[BEGIN DATA PROVIDED]

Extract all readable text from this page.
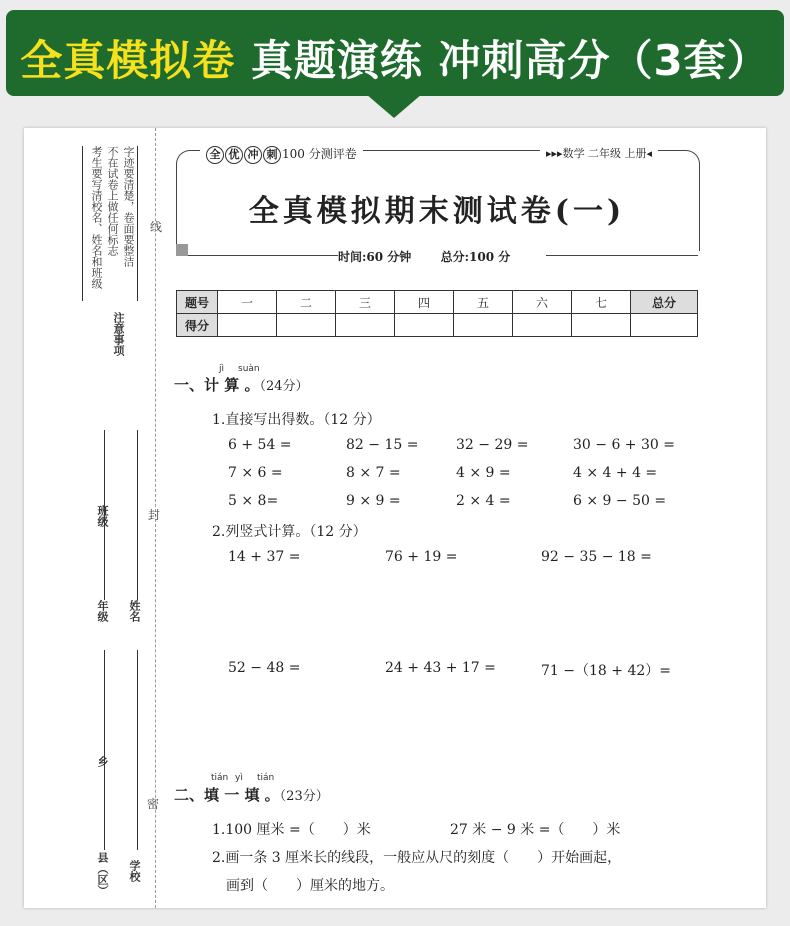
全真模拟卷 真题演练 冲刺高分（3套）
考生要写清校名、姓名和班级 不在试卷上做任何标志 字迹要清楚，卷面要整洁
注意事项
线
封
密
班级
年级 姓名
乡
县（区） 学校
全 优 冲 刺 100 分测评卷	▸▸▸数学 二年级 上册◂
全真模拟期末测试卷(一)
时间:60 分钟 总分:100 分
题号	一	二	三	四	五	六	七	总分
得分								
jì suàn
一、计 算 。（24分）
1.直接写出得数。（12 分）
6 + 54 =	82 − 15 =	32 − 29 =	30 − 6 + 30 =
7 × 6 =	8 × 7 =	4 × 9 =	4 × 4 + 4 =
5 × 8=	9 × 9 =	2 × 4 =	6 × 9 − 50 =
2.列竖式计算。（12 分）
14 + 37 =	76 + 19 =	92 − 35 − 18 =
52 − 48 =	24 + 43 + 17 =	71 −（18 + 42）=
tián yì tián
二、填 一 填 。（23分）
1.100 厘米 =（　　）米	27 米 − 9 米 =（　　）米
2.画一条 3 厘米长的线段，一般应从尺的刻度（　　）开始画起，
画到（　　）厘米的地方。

[END DATA PROVIDED]

• _WHAT IS EXPECTED_
Replicate the material above verbatim; images stay out of the copy.

• _ANSWER IN FULL_
Extract all readable text from this page.
全真模拟卷 真题演练 冲刺高分（3套）
考生要写清校名、姓名和班级 不在试卷上做任何标志 字迹要清楚，卷面要整洁
注意事项
线
封
密
班级
年级 姓名
乡
县（区） 学校
全 优 冲 刺 100 分测评卷	▸▸▸数学 二年级 上册◂
全真模拟期末测试卷(一)
时间:60 分钟 总分:100 分
题号	一	二	三	四	五	六	七	总分
得分								
jì suàn
一、计 算 。（24分）
1.直接写出得数。（12 分）
6 + 54 =	82 − 15 =	32 − 29 =	30 − 6 + 30 =
7 × 6 =	8 × 7 =	4 × 9 =	4 × 4 + 4 =
5 × 8=	9 × 9 =	2 × 4 =	6 × 9 − 50 =
2.列竖式计算。（12 分）
14 + 37 =	76 + 19 =	92 − 35 − 18 =
52 − 48 =	24 + 43 + 17 =	71 −（18 + 42）=
tián yì tián
二、填 一 填 。（23分）
1.100 厘米 =（　　）米	27 米 − 9 米 =（　　）米
2.画一条 3 厘米长的线段，一般应从尺的刻度（　　）开始画起，
画到（　　）厘米的地方。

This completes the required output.